begin Working data

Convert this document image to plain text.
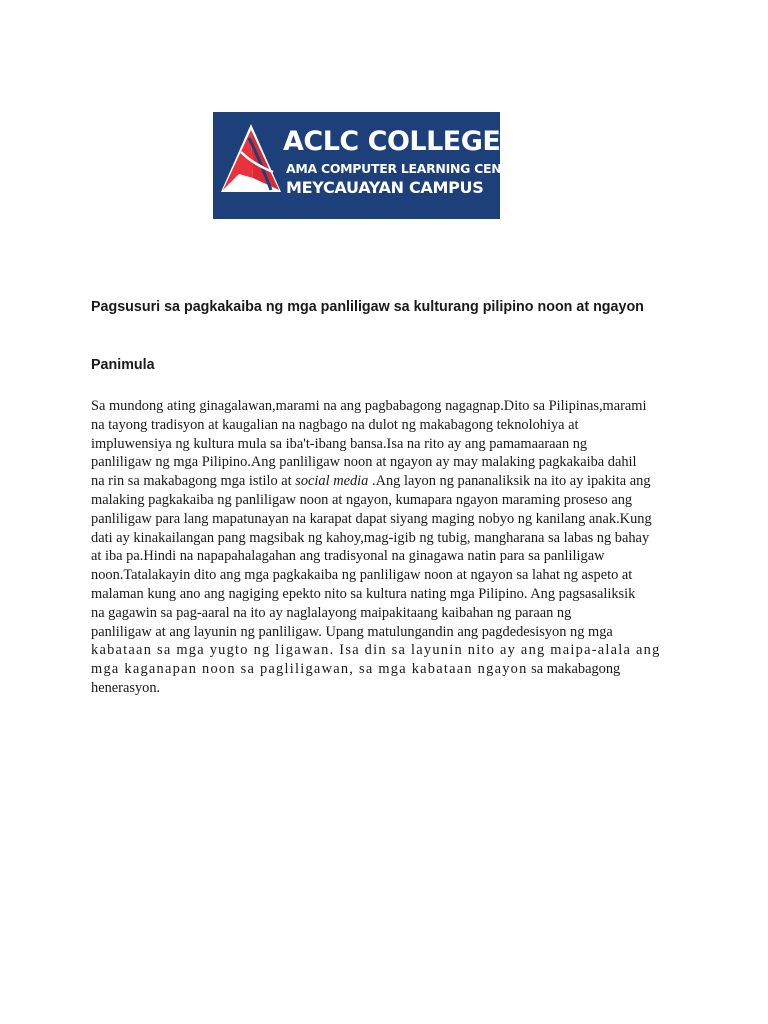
ACLC COLLEGE
AMA COMPUTER LEARNING CENTER
MEYCAUAYAN CAMPUS
Pagsusuri sa pagkakaiba ng mga panliligaw sa kulturang pilipino noon at ngayon
Panimula
Sa mundong ating ginagalawan,marami na ang pagbabagong nagagnap.Dito sa Pilipinas,marami
na tayong tradisyon at kaugalian na nagbago na dulot ng makabagong teknolohiya at
impluwensiya ng kultura mula sa iba't-ibang bansa.Isa na rito ay ang pamamaaraan ng
panliligaw ng mga Pilipino.Ang panliligaw noon at ngayon ay may malaking pagkakaiba dahil
na rin sa makabagong mga istilo at social media .Ang layon ng pananaliksik na ito ay ipakita ang
malaking pagkakaiba ng panliligaw noon at ngayon, kumapara ngayon maraming proseso ang
panliligaw para lang mapatunayan na karapat dapat siyang maging nobyo ng kanilang anak.Kung
dati ay kinakailangan pang magsibak ng kahoy,mag-igib ng tubig, mangharana sa labas ng bahay
at iba pa.Hindi na napapahalagahan ang tradisyonal na ginagawa natin para sa panliligaw
noon.Tatalakayin dito ang mga pagkakaiba ng panliligaw noon at ngayon sa lahat ng aspeto at
malaman kung ano ang nagiging epekto nito sa kultura nating mga Pilipino. Ang pagsasaliksik
na gagawin sa pag-aaral na ito ay naglalayong maipakitaang kaibahan ng paraan ng
panliligaw at ang layunin ng panliligaw. Upang matulungandin ang pagdedesisyon ng mga
kabataan sa mga yugto ng ligawan. Isa din sa layunin nito ay ang maipa-alala ang
mga kaganapan noon sa pagliligawan, sa mga kabataan ngayon sa makabagong
henerasyon.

end Working data

Note how many lines in the material hold the word "nito", and give that number with nothing added.

2